Collected data entries:
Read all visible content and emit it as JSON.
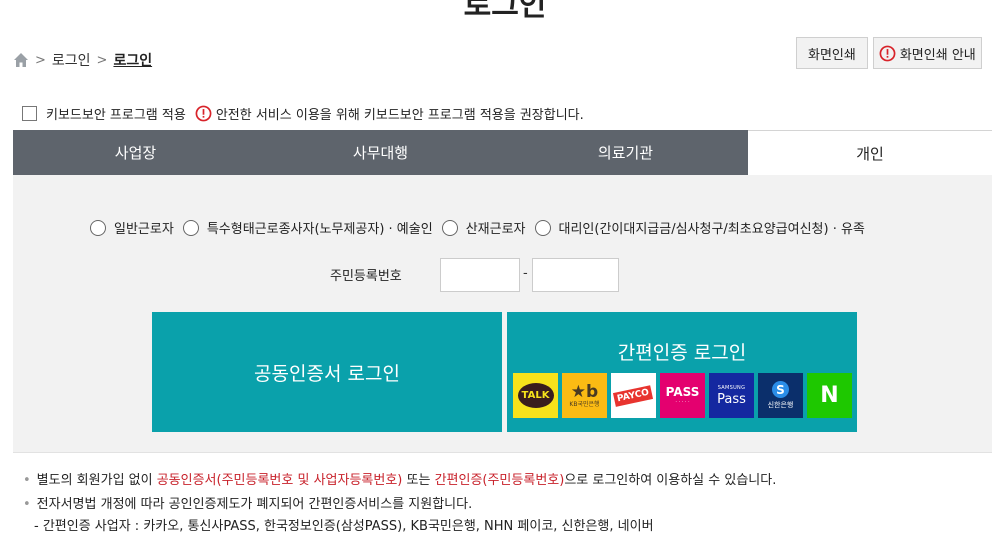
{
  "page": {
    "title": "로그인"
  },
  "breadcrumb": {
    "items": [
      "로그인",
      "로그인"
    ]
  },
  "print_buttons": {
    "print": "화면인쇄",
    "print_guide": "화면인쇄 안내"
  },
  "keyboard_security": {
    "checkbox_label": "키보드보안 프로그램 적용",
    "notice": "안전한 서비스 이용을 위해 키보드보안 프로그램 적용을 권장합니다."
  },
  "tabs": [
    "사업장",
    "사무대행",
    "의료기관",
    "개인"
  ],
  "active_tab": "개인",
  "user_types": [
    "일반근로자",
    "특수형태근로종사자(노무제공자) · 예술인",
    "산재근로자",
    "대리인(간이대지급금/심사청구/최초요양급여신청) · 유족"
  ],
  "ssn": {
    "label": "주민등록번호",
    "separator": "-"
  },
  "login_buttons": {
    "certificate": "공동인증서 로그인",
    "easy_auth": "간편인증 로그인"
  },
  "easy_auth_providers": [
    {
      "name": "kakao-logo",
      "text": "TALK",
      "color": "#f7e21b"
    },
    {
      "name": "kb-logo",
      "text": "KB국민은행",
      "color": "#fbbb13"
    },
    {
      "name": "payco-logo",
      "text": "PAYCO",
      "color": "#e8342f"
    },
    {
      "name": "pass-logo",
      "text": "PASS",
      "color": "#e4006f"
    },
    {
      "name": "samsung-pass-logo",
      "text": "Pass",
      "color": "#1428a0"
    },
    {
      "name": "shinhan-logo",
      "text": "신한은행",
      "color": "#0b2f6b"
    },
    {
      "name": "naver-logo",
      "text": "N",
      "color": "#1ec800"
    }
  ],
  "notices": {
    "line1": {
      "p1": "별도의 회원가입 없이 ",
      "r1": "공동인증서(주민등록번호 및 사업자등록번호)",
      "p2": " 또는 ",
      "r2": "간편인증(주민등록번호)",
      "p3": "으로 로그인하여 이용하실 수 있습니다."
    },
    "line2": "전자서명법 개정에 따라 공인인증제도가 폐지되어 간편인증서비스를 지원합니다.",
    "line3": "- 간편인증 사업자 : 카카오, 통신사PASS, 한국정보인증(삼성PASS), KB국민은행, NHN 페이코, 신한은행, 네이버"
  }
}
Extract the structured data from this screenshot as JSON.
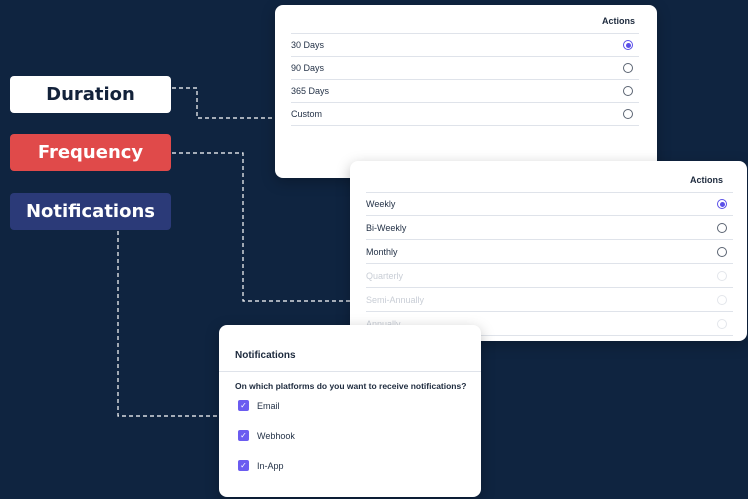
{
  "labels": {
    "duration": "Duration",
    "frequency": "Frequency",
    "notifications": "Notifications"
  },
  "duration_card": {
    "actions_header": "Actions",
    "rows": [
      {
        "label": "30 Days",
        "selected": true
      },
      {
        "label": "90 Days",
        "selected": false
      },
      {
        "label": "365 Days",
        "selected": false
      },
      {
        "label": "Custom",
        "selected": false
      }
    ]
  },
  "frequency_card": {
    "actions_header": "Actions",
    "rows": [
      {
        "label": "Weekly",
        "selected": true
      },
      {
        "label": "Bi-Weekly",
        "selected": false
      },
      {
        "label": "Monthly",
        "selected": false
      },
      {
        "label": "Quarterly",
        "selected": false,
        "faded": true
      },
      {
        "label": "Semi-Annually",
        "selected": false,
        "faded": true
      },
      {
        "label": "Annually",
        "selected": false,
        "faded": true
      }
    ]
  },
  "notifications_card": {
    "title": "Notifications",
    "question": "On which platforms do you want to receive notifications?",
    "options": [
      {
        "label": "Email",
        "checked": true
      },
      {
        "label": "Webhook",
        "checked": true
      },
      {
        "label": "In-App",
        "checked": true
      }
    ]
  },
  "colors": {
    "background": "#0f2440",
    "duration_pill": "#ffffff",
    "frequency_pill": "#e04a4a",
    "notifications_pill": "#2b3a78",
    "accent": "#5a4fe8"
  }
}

---

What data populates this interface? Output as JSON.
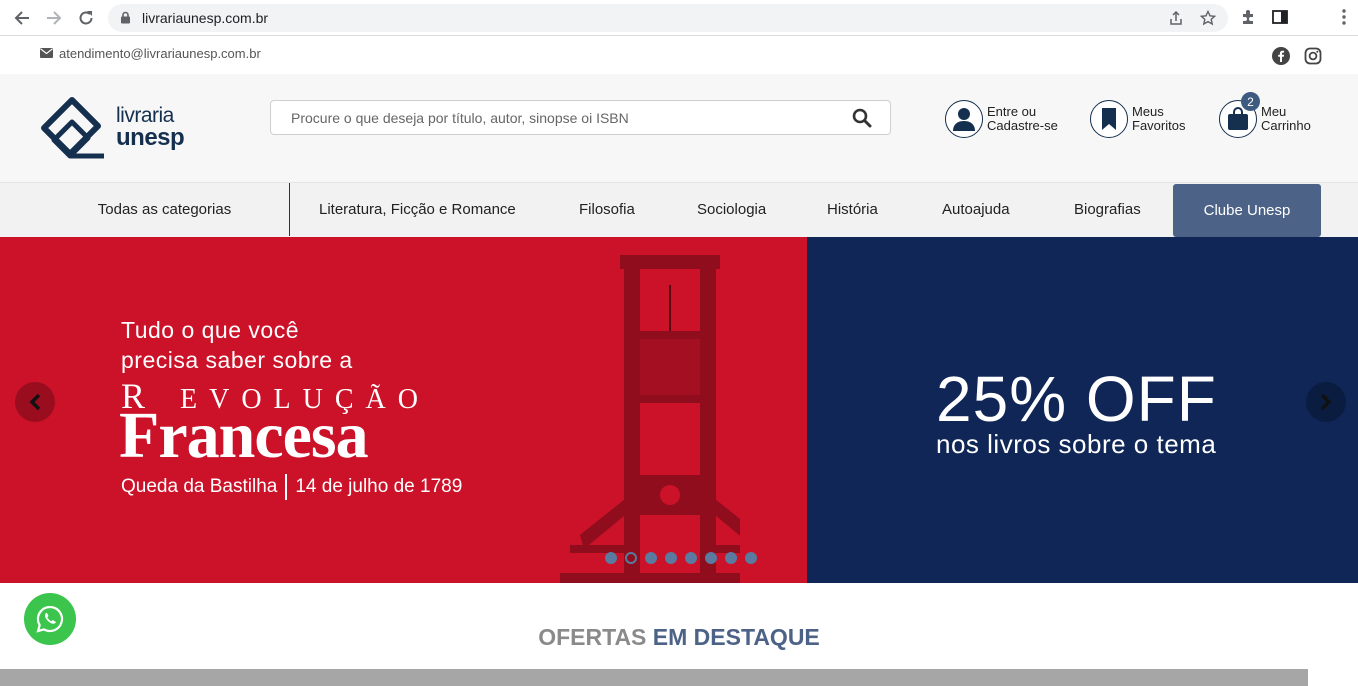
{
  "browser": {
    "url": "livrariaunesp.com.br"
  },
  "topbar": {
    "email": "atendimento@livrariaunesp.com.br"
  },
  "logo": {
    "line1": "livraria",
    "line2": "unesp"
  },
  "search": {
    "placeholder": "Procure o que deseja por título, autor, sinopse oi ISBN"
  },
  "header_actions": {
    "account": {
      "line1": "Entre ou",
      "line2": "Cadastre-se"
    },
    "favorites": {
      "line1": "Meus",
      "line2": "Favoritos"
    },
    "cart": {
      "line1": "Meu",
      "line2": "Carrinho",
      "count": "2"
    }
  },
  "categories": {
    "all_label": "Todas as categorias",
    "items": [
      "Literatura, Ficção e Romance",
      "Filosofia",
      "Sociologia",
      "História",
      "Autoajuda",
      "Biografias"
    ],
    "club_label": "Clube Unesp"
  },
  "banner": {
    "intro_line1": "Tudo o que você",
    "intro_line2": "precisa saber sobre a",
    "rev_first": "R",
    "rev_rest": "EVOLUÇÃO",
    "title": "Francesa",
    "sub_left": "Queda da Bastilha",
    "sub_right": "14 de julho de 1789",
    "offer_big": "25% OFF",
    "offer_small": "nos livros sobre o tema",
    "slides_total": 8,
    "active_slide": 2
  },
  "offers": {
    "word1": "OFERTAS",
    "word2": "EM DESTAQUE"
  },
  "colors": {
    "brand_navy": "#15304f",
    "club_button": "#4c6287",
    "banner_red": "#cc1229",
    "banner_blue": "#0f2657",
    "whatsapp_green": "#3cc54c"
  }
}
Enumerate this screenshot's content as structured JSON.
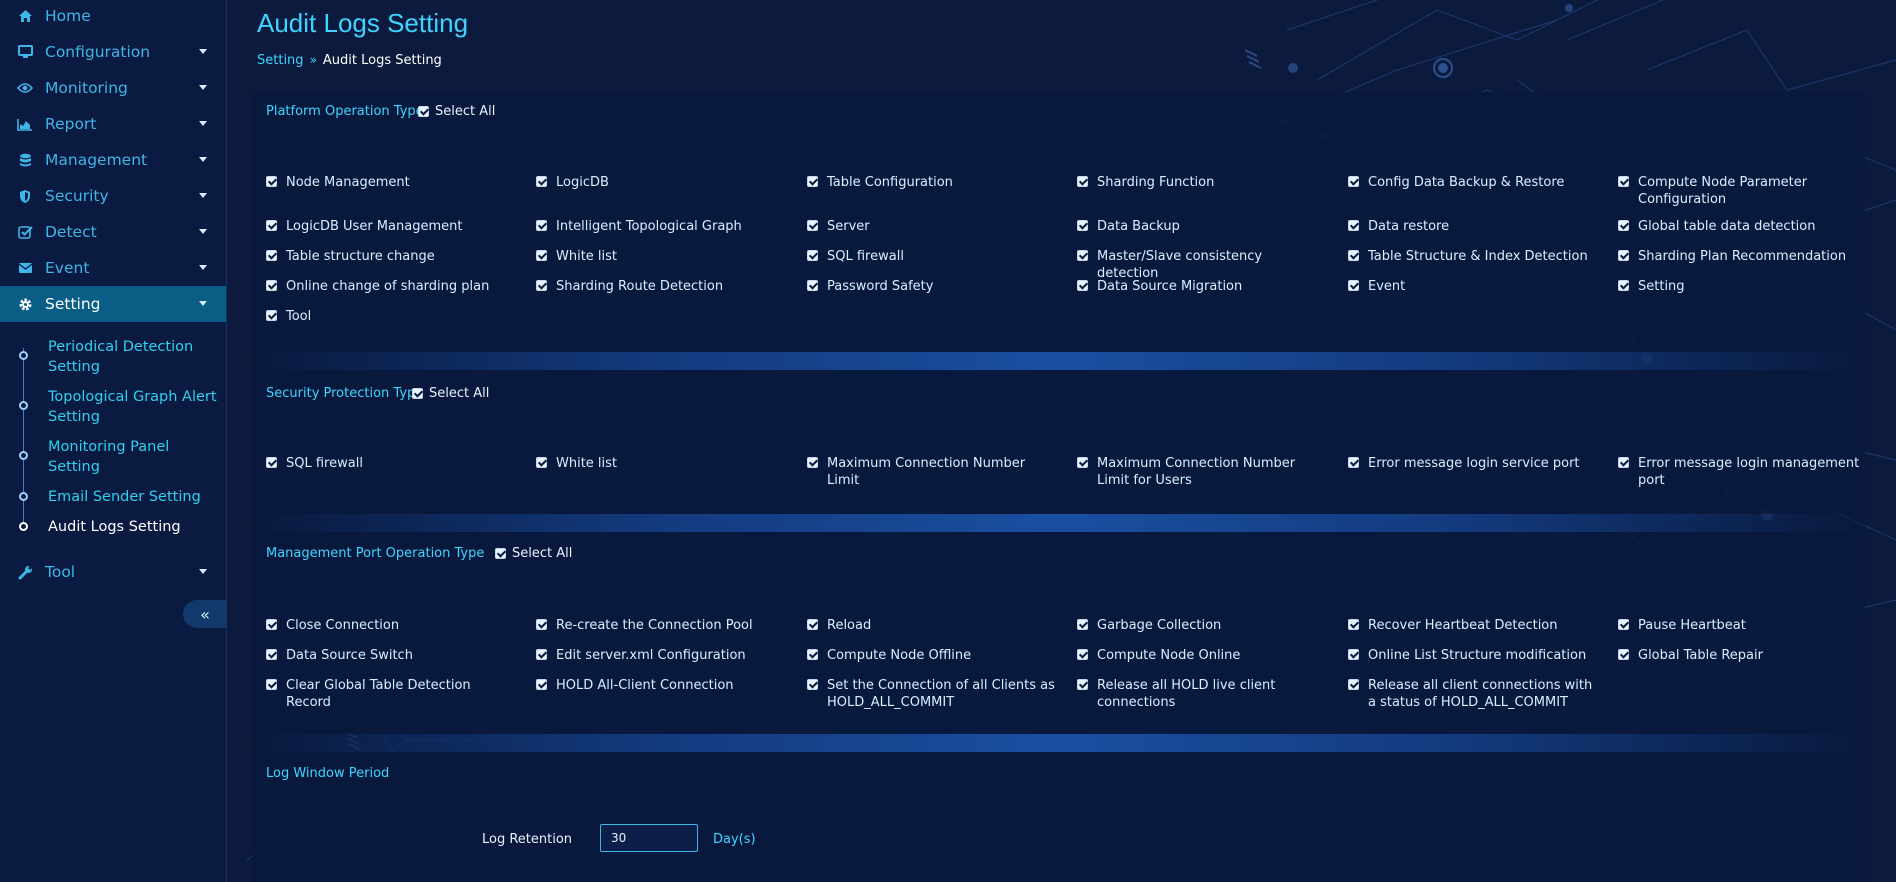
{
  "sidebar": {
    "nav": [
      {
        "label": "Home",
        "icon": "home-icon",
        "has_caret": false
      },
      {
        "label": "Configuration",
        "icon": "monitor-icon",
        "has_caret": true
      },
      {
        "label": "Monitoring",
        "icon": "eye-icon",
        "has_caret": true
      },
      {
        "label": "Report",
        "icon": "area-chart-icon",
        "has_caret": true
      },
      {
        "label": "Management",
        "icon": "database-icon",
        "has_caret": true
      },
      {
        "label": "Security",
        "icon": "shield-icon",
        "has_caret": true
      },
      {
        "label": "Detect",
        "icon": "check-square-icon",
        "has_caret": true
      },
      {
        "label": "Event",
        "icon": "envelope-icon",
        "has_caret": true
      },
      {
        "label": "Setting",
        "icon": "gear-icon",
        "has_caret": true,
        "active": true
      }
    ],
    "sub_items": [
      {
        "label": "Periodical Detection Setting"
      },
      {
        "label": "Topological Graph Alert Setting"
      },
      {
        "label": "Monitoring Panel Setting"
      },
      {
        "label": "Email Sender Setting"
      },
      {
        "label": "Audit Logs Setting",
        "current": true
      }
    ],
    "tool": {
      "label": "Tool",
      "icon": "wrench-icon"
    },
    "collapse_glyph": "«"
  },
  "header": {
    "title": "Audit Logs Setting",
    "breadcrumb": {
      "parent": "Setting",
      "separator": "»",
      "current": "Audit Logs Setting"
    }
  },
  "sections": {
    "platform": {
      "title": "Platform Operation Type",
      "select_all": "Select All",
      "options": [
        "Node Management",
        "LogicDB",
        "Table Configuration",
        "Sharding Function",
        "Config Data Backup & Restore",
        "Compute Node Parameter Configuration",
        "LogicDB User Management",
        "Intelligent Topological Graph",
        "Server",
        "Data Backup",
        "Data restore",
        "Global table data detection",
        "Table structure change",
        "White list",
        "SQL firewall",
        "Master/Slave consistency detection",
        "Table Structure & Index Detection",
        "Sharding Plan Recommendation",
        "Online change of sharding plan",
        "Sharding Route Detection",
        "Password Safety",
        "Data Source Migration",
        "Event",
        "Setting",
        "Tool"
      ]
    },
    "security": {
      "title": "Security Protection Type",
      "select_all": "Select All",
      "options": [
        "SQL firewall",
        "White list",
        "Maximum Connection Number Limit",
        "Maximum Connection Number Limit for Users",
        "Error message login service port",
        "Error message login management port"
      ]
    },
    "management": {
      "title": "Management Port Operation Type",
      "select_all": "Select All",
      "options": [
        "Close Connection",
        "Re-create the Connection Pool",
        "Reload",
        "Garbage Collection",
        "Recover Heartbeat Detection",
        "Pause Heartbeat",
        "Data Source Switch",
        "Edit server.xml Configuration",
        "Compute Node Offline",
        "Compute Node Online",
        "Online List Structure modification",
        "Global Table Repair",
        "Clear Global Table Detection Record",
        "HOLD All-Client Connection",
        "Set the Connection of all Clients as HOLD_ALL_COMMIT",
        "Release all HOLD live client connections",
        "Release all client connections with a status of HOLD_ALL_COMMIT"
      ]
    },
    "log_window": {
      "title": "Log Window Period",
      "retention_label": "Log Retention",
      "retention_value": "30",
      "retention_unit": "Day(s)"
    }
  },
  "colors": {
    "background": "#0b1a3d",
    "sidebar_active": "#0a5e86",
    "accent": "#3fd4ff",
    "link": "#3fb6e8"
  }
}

» EXERCISE BRIEF: Go through the lines above. Select every one that has the string "Audit".

» RESPONSE TO THIS TASK:
        "label": "Audit Logs Setting",
    "title": "Audit Logs Setting",
      "current": "Audit Logs Setting"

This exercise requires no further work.